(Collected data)
%%

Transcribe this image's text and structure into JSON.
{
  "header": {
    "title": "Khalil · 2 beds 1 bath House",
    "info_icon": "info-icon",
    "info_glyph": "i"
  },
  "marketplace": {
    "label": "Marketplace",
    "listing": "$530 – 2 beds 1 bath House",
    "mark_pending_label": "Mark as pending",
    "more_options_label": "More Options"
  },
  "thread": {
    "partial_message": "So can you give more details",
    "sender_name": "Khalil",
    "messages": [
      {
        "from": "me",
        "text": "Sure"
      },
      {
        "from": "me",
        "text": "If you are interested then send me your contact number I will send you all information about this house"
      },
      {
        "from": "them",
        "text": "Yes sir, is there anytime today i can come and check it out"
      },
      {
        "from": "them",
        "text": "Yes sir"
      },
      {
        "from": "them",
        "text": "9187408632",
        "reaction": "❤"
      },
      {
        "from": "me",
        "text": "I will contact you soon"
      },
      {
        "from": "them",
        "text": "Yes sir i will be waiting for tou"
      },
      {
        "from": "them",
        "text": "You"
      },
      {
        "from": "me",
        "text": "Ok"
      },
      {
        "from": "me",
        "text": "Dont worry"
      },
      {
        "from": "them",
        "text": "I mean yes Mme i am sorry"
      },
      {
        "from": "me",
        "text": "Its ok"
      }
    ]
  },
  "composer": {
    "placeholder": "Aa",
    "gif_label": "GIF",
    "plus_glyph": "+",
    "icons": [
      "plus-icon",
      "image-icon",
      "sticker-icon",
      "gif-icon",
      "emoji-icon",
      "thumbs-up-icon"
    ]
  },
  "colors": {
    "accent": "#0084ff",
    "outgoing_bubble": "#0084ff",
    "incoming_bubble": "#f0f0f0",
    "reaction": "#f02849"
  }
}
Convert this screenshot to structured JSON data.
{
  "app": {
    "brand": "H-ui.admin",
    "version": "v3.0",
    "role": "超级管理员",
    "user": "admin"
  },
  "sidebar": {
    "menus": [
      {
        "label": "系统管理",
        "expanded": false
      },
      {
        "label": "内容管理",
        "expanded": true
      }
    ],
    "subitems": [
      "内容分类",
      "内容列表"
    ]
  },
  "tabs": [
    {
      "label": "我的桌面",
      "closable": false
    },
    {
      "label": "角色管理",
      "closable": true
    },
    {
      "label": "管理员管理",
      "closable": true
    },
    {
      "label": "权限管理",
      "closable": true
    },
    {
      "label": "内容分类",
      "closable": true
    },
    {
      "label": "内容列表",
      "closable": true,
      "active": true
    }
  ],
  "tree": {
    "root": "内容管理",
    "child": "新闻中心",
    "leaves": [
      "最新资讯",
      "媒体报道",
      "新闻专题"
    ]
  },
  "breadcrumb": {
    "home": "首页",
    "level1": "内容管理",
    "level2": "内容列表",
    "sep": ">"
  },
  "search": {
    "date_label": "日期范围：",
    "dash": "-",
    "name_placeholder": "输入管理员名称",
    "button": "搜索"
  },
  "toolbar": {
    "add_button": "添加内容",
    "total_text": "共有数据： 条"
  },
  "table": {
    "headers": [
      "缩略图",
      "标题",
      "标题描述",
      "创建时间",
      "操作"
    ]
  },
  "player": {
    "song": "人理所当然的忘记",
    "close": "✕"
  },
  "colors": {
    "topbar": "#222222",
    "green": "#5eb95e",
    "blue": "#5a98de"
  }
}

%%

### Problem requirements:
Repeat only the lines from the one holding "Convert this screenshot" through the last line of the data.

### Result of the task:
Convert this screenshot to structured JSON data.
{
  "app": {
    "brand": "H-ui.admin",
    "version": "v3.0",
    "role": "超级管理员",
    "user": "admin"
  },
  "sidebar": {
    "menus": [
      {
        "label": "系统管理",
        "expanded": false
      },
      {
        "label": "内容管理",
        "expanded": true
      }
    ],
    "subitems": [
      "内容分类",
      "内容列表"
    ]
  },
  "tabs": [
    {
      "label": "我的桌面",
      "closable": false
    },
    {
      "label": "角色管理",
      "closable": true
    },
    {
      "label": "管理员管理",
      "closable": true
    },
    {
      "label": "权限管理",
      "closable": true
    },
    {
      "label": "内容分类",
      "closable": true
    },
    {
      "label": "内容列表",
      "closable": true,
      "active": true
    }
  ],
  "tree": {
    "root": "内容管理",
    "child": "新闻中心",
    "leaves": [
      "最新资讯",
      "媒体报道",
      "新闻专题"
    ]
  },
  "breadcrumb": {
    "home": "首页",
    "level1": "内容管理",
    "level2": "内容列表",
    "sep": ">"
  },
  "search": {
    "date_label": "日期范围：",
    "dash": "-",
    "name_placeholder": "输入管理员名称",
    "button": "搜索"
  },
  "toolbar": {
    "add_button": "添加内容",
    "total_text": "共有数据： 条"
  },
  "table": {
    "headers": [
      "缩略图",
      "标题",
      "标题描述",
      "创建时间",
      "操作"
    ]
  },
  "player": {
    "song": "人理所当然的忘记",
    "close": "✕"
  },
  "colors": {
    "topbar": "#222222",
    "green": "#5eb95e",
    "blue": "#5a98de"
  }
}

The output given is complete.